>> Begin Material provided
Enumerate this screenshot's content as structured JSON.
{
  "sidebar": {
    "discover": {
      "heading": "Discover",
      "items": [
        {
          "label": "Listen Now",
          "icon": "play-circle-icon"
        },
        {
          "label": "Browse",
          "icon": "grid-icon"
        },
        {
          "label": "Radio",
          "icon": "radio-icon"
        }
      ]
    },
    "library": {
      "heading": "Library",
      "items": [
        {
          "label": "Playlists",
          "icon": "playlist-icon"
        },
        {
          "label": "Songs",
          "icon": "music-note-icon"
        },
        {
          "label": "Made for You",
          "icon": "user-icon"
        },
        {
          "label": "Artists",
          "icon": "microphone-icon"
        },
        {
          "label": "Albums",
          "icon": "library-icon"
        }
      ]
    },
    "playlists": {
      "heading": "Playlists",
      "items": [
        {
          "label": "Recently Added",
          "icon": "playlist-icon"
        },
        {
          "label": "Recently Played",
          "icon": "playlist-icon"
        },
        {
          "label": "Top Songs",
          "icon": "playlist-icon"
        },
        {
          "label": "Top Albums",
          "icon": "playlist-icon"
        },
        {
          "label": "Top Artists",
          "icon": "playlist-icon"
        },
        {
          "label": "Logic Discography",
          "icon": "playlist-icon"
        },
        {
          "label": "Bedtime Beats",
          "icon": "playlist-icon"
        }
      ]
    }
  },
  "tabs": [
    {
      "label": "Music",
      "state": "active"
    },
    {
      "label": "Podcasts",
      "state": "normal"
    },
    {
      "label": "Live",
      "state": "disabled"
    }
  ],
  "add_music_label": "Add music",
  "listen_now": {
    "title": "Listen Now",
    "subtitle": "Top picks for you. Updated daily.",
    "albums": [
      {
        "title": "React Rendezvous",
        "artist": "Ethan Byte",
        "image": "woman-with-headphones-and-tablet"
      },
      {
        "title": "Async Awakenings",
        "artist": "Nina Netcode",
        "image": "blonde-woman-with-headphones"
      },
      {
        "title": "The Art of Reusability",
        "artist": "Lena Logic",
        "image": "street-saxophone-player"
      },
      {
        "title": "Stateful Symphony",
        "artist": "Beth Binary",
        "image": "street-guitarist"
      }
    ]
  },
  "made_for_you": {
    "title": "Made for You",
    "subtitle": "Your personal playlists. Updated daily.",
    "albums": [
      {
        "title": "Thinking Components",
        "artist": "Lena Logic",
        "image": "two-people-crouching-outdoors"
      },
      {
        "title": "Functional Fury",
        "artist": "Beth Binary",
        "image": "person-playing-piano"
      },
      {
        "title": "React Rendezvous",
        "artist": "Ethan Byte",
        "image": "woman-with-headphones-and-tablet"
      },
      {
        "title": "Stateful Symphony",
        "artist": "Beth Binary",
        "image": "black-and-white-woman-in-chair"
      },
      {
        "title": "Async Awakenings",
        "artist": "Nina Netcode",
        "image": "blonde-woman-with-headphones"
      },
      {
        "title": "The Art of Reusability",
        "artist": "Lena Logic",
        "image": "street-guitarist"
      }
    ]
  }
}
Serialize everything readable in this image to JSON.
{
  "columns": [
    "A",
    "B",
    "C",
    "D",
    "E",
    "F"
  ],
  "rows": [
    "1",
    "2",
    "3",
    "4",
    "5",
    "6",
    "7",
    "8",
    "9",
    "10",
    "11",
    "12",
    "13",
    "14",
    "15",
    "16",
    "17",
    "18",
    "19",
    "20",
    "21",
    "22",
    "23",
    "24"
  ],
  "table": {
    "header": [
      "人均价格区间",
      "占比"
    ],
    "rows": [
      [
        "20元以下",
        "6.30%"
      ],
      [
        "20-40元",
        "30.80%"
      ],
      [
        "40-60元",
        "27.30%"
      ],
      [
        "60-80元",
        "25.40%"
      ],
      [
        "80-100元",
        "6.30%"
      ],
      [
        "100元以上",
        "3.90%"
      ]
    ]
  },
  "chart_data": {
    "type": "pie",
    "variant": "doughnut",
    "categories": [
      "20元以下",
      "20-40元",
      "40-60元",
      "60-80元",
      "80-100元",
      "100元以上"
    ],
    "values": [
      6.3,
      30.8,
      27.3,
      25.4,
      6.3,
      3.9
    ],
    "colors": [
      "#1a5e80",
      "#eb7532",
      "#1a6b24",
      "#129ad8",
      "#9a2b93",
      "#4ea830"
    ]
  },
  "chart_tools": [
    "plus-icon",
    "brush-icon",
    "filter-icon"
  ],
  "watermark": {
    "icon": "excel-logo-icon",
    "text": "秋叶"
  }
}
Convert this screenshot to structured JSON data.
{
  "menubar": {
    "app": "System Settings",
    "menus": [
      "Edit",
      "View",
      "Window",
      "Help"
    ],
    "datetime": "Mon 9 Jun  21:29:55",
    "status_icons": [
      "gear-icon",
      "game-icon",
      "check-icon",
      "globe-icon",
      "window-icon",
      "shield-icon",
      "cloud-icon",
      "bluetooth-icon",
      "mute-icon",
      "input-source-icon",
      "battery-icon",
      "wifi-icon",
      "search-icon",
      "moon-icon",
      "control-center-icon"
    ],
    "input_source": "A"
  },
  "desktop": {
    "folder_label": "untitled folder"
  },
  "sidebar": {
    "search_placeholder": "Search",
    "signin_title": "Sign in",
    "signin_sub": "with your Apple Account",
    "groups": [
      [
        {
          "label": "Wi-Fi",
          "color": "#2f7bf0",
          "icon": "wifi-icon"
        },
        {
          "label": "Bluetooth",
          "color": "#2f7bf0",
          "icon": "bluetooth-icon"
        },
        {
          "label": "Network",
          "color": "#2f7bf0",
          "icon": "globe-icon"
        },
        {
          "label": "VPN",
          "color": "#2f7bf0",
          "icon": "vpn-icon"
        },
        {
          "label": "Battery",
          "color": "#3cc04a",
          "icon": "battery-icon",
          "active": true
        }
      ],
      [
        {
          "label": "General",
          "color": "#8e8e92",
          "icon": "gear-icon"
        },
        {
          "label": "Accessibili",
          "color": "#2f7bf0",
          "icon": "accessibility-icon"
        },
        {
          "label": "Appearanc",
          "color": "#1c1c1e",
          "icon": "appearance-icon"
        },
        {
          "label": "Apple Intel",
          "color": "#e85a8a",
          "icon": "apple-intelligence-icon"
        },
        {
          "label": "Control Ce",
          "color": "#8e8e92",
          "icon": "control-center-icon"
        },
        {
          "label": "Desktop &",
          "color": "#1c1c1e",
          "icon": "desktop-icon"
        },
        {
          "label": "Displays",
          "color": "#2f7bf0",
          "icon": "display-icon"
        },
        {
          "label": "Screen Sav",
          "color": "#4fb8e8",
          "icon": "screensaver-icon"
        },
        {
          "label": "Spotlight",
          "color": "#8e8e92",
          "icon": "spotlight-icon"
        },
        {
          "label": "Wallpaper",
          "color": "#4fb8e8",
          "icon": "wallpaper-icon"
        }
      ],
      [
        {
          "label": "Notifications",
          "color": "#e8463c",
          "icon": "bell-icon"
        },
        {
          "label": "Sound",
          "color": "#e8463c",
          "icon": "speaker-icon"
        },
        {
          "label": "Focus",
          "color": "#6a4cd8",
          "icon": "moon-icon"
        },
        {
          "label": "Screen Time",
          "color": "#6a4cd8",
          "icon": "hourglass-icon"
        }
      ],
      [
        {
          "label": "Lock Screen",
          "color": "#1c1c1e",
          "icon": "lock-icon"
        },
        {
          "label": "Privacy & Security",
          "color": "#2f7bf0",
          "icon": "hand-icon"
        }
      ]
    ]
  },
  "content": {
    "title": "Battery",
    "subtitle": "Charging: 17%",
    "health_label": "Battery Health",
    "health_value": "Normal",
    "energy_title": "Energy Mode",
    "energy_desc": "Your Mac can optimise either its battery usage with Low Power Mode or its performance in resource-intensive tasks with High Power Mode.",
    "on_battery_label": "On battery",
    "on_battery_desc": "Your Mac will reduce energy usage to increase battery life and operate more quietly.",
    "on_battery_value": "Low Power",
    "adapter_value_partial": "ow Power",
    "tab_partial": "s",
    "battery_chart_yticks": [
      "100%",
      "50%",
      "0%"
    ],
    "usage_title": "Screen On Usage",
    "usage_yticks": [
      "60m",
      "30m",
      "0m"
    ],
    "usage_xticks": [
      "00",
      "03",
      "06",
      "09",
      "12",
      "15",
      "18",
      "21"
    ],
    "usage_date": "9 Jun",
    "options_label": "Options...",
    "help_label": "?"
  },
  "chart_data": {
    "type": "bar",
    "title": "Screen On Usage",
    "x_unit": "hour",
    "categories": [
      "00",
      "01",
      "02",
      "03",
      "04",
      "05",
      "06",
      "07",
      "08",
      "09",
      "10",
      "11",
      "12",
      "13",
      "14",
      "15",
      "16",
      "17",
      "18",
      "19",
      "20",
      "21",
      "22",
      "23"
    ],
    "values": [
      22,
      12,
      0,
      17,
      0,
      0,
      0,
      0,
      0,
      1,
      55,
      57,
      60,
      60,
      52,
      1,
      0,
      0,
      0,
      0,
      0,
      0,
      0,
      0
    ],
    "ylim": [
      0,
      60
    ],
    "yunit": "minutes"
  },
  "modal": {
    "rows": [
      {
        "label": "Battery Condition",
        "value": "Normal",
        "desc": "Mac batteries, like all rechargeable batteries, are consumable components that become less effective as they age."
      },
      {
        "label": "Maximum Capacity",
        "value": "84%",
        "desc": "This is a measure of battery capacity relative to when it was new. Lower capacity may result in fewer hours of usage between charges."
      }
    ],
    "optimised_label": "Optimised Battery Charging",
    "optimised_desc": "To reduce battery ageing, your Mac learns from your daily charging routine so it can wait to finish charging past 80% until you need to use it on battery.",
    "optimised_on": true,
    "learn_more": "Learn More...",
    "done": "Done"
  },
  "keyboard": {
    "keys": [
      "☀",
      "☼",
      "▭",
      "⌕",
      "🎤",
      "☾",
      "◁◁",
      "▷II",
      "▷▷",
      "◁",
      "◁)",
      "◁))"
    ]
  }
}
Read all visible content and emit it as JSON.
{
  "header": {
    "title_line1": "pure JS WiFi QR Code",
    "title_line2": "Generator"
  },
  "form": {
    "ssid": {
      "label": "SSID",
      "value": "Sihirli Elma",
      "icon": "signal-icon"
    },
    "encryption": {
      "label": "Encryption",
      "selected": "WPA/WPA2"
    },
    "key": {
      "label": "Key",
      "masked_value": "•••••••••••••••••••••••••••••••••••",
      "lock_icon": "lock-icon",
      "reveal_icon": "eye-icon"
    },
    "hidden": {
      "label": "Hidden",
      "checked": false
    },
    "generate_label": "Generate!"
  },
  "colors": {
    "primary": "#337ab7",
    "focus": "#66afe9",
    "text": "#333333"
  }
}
>> End Material provided
__What you have to do__: The lines to quote run from the one containing "Read all visible content and emit it as JSON." through the final line of the material above; please give them exactly, both ends included, and nothing else.

__Task solution__:
Read all visible content and emit it as JSON.
{
  "header": {
    "title_line1": "pure JS WiFi QR Code",
    "title_line2": "Generator"
  },
  "form": {
    "ssid": {
      "label": "SSID",
      "value": "Sihirli Elma",
      "icon": "signal-icon"
    },
    "encryption": {
      "label": "Encryption",
      "selected": "WPA/WPA2"
    },
    "key": {
      "label": "Key",
      "masked_value": "•••••••••••••••••••••••••••••••••••",
      "lock_icon": "lock-icon",
      "reveal_icon": "eye-icon"
    },
    "hidden": {
      "label": "Hidden",
      "checked": false
    },
    "generate_label": "Generate!"
  },
  "colors": {
    "primary": "#337ab7",
    "focus": "#66afe9",
    "text": "#333333"
  }
}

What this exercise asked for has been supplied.